Transcribe all of the data exactly. Omit the pictures.

◆ Extracted entries
########################################

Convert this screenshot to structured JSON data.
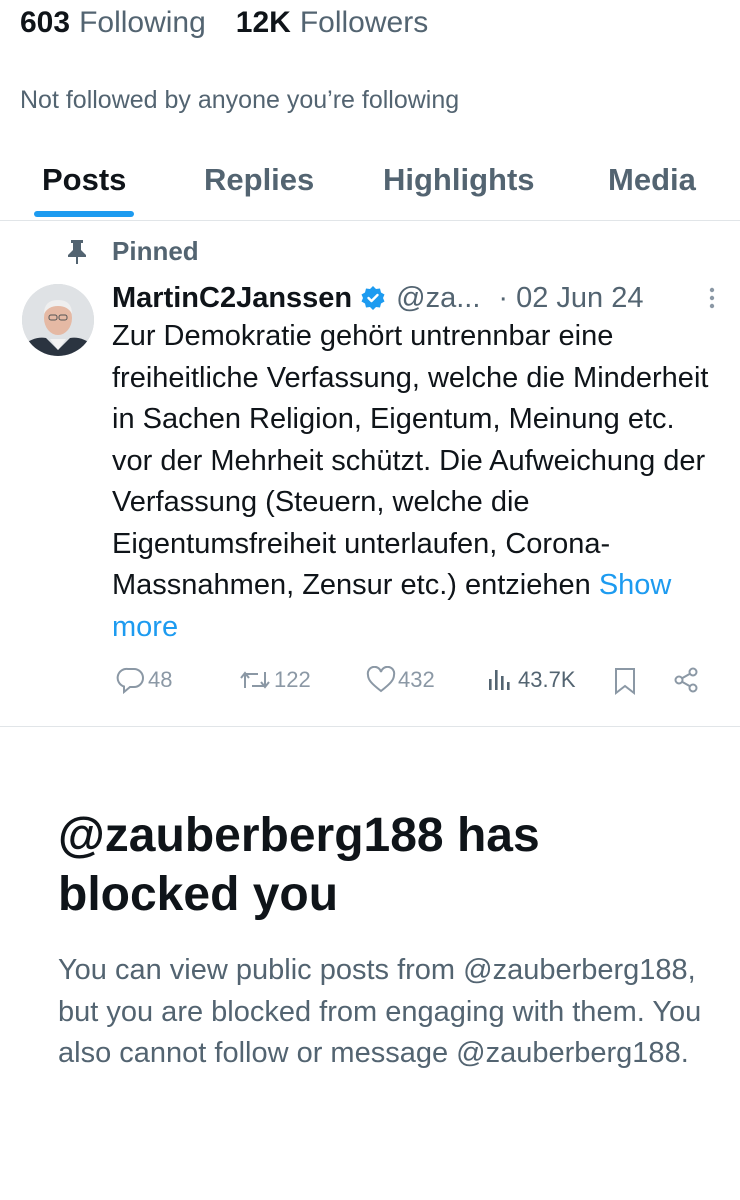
{
  "profile": {
    "following_count": "603",
    "following_label": "Following",
    "followers_count": "12K",
    "followers_label": "Followers",
    "followed_by_note": "Not followed by anyone you’re following"
  },
  "tabs": [
    {
      "label": "Posts",
      "active": true
    },
    {
      "label": "Replies",
      "active": false
    },
    {
      "label": "Highlights",
      "active": false
    },
    {
      "label": "Media",
      "active": false
    }
  ],
  "pinned_post": {
    "pinned_label": "Pinned",
    "author_name": "MartinC2Janssen",
    "handle": "@za...",
    "separator": "·",
    "date": "02 Jun 24",
    "text": "Zur Demokratie gehört untrennbar eine freiheitliche Verfassung, welche die Minderheit in Sachen Religion, Eigentum, Meinung etc. vor der Mehrheit schützt. Die Aufweichung der Verfassung (Steuern, welche die Eigentumsfreiheit unterlaufen, Corona-Massnahmen, Zensur etc.) entziehen",
    "show_more": "Show more",
    "replies": "48",
    "reposts": "122",
    "likes": "432",
    "views": "43.7K"
  },
  "blocked": {
    "title": "@zauberberg188 has blocked you",
    "description": "You can view public posts from @zauberberg188, but you are blocked from engaging with them. You also cannot follow or message @zauberberg188."
  },
  "colors": {
    "accent": "#1d9bf0",
    "text_primary": "#0f1419",
    "text_secondary": "#536471",
    "border": "#e1e5e8"
  }
}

########################################

◆ Answer to the exercise
Convert this screenshot to structured JSON data.
{
  "profile": {
    "following_count": "603",
    "following_label": "Following",
    "followers_count": "12K",
    "followers_label": "Followers",
    "followed_by_note": "Not followed by anyone you’re following"
  },
  "tabs": [
    {
      "label": "Posts",
      "active": true
    },
    {
      "label": "Replies",
      "active": false
    },
    {
      "label": "Highlights",
      "active": false
    },
    {
      "label": "Media",
      "active": false
    }
  ],
  "pinned_post": {
    "pinned_label": "Pinned",
    "author_name": "MartinC2Janssen",
    "handle": "@za...",
    "separator": "·",
    "date": "02 Jun 24",
    "text": "Zur Demokratie gehört untrennbar eine freiheitliche Verfassung, welche die Minderheit in Sachen Religion, Eigentum, Meinung etc. vor der Mehrheit schützt. Die Aufweichung der Verfassung (Steuern, welche die Eigentumsfreiheit unterlaufen, Corona-Massnahmen, Zensur etc.) entziehen",
    "show_more": "Show more",
    "replies": "48",
    "reposts": "122",
    "likes": "432",
    "views": "43.7K"
  },
  "blocked": {
    "title": "@zauberberg188 has blocked you",
    "description": "You can view public posts from @zauberberg188, but you are blocked from engaging with them. You also cannot follow or message @zauberberg188."
  },
  "colors": {
    "accent": "#1d9bf0",
    "text_primary": "#0f1419",
    "text_secondary": "#536471",
    "border": "#e1e5e8"
  }
}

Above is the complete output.